- **AIM**:
Every line that contains the word "взаимодействуют" should be copied.

** begin **

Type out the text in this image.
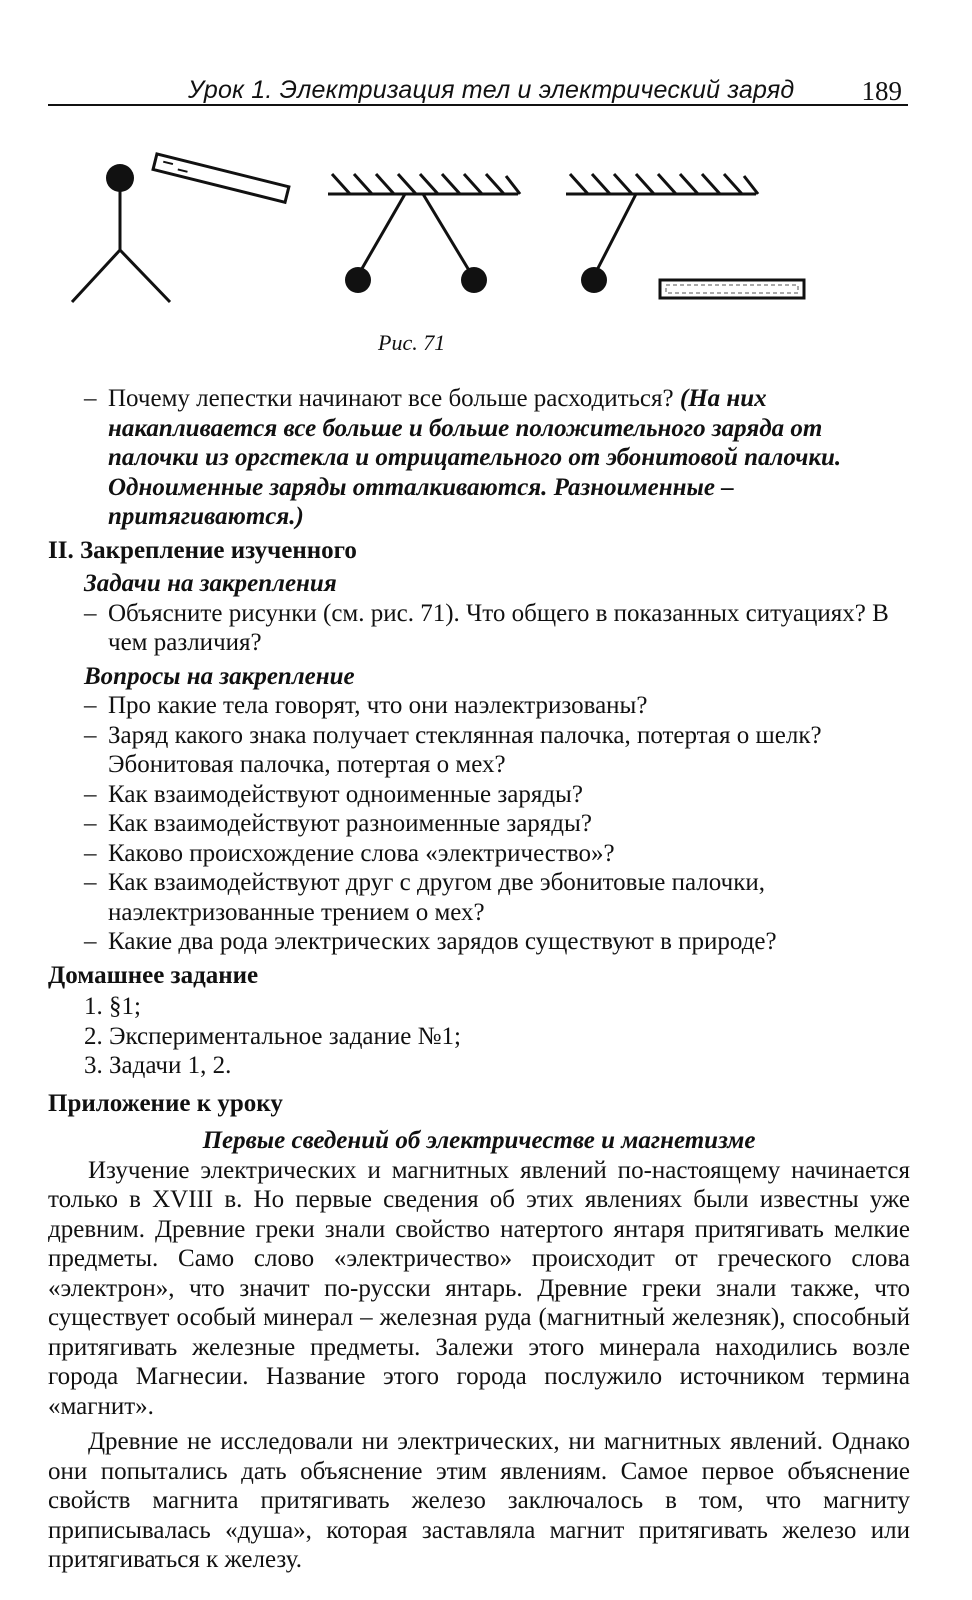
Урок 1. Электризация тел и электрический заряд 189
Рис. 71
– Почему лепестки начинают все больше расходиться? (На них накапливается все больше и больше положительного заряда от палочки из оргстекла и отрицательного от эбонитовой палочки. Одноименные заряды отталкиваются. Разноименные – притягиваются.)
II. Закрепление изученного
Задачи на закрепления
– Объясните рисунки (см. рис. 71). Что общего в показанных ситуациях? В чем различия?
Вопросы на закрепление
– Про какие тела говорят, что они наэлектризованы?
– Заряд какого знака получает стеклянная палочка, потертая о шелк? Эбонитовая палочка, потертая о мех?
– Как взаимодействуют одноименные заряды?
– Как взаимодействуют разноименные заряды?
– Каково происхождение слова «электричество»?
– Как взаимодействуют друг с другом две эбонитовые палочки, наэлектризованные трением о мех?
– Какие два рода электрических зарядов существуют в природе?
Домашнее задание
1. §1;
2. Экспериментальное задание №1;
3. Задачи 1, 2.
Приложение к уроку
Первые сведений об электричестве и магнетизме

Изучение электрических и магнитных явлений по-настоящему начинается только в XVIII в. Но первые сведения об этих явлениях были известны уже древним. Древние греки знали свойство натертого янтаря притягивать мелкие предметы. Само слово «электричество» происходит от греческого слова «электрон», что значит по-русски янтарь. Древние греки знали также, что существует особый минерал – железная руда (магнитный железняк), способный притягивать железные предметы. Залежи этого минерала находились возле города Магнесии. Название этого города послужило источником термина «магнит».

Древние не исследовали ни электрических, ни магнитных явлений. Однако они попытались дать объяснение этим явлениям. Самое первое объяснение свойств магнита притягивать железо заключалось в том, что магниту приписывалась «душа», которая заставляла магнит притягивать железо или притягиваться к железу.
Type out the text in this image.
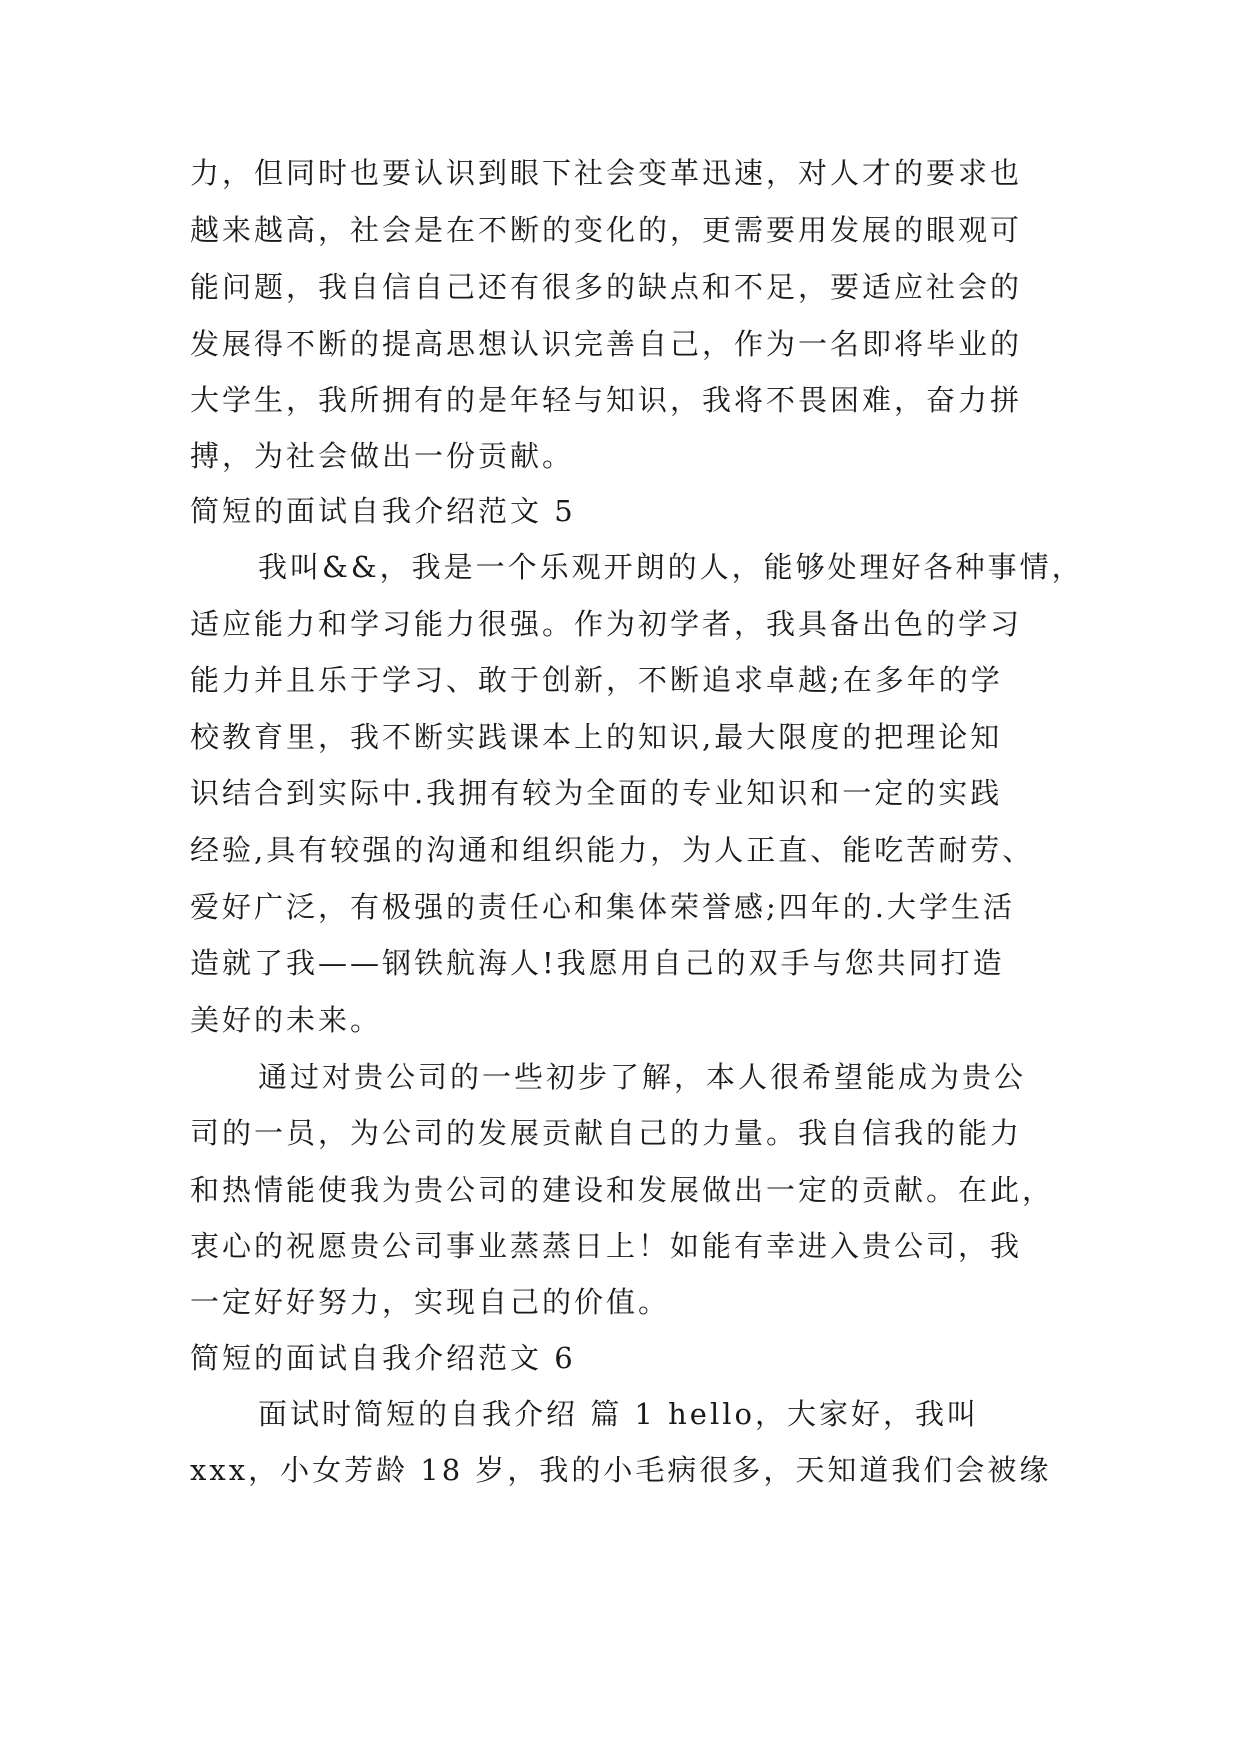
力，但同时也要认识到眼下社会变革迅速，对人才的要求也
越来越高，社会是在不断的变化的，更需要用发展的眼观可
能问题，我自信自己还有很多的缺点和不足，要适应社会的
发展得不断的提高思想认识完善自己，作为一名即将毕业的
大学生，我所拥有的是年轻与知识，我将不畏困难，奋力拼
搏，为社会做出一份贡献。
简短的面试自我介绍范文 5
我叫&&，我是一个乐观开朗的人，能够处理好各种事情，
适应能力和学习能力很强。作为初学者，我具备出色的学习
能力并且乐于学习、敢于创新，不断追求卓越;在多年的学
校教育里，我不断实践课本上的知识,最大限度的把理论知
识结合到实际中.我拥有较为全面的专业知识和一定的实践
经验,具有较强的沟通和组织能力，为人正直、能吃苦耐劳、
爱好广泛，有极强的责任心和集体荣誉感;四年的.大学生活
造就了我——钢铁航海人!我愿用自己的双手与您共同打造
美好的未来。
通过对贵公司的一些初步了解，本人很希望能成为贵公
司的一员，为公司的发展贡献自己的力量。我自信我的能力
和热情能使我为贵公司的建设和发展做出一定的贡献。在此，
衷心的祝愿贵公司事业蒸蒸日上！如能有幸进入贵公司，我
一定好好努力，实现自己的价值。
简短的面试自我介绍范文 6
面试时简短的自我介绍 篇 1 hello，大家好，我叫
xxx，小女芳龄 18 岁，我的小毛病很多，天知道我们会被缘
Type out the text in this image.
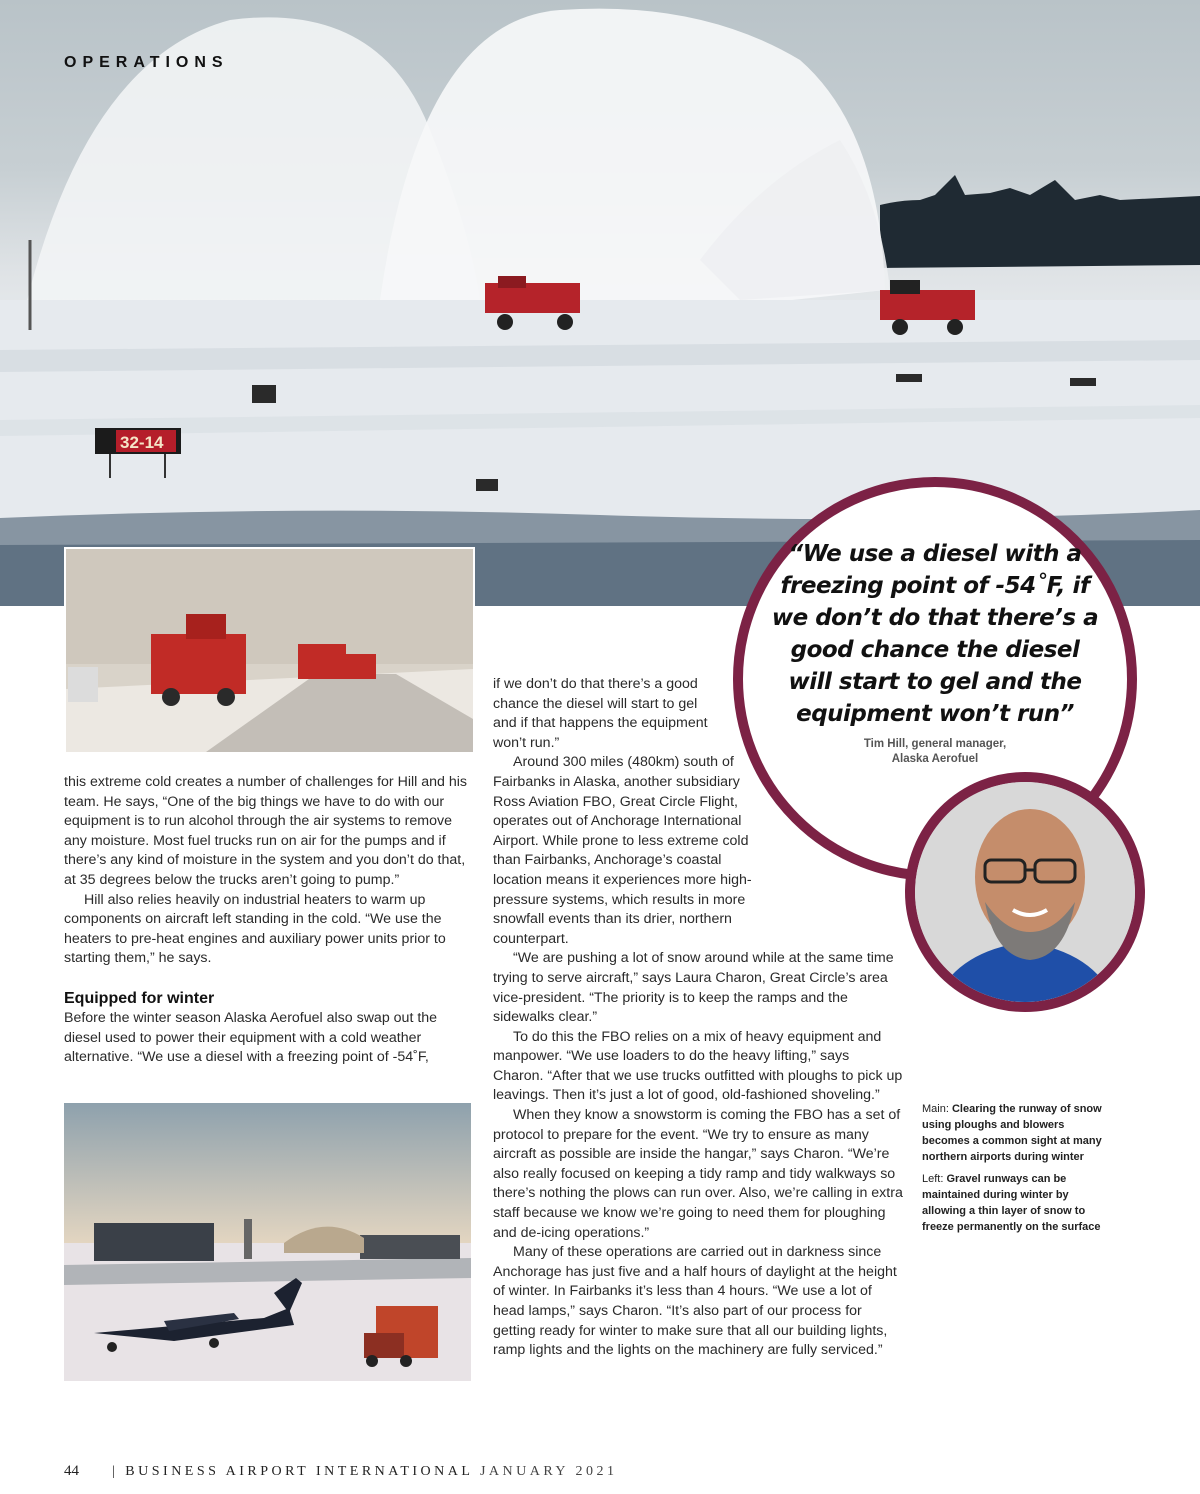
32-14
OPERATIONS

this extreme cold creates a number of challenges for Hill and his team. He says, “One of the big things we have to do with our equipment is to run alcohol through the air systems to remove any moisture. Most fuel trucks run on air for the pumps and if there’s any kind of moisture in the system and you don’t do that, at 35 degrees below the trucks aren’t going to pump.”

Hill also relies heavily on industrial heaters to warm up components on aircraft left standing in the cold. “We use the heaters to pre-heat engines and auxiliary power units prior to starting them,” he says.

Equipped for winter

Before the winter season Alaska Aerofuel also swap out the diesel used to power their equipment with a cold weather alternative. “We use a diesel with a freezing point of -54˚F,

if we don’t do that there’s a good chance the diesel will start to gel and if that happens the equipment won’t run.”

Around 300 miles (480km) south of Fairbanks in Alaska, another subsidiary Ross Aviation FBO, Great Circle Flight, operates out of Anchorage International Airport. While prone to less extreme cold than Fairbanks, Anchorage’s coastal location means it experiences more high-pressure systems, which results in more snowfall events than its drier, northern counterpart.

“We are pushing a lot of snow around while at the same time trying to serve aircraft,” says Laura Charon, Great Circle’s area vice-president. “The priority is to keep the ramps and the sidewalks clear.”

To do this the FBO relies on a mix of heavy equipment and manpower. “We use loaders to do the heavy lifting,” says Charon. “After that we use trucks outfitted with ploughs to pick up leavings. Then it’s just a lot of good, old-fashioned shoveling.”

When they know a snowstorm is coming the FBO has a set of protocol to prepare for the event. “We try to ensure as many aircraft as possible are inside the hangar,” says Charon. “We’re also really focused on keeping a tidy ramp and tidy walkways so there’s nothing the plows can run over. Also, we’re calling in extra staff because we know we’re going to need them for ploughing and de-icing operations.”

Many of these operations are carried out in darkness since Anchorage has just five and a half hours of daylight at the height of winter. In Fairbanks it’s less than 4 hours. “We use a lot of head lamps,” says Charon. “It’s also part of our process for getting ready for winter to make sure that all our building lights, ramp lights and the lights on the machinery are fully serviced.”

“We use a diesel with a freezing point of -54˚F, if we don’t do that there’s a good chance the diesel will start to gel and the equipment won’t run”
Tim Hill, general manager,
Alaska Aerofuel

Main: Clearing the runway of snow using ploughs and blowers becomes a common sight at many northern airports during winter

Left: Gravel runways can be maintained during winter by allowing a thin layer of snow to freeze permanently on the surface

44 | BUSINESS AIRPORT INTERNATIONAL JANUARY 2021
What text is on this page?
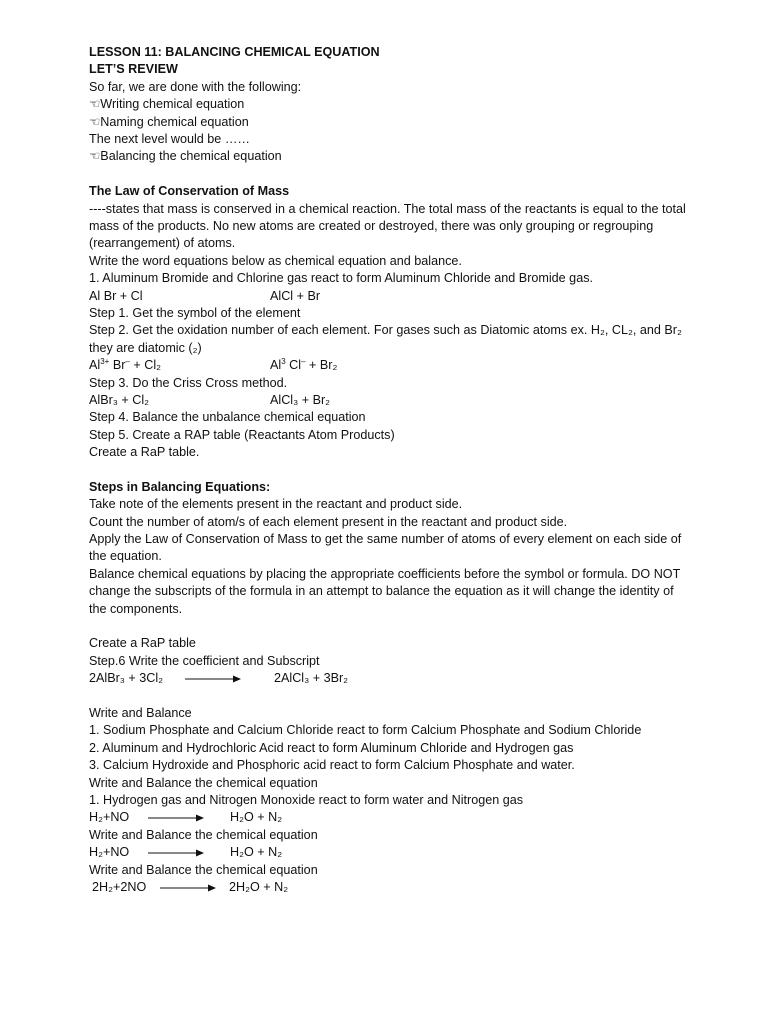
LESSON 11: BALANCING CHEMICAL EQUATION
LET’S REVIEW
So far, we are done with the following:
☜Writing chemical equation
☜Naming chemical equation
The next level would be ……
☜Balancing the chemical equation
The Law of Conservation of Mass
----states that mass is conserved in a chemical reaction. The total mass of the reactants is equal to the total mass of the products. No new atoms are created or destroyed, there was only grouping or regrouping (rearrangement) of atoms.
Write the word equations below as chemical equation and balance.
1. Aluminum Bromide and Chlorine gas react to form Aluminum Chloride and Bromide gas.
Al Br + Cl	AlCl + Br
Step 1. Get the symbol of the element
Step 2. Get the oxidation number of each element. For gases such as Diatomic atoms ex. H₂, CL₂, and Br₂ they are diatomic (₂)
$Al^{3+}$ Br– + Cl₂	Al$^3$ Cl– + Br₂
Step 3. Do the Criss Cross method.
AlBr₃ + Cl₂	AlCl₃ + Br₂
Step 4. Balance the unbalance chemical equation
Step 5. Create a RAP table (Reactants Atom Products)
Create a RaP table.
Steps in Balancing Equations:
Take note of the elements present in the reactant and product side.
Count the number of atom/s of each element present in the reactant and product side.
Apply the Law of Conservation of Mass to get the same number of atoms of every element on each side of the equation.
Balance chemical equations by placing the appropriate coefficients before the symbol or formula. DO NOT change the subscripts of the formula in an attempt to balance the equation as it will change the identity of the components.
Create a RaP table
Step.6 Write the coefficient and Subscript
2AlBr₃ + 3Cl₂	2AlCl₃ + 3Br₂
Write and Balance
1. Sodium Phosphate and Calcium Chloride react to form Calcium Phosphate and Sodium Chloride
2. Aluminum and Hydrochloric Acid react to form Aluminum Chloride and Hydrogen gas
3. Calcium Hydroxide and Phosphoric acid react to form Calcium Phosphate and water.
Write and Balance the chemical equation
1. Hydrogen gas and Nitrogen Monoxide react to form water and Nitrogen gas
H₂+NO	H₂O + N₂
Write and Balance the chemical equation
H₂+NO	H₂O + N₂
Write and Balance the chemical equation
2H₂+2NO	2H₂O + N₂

** end **

- **ANSWER BELOW**:
– Как взаимодействуют одноименные заряды?
– Как взаимодействуют разноименные заряды?
– Как взаимодействуют друг с другом две эбонитовые палочки, наэлектризованные трением о мех?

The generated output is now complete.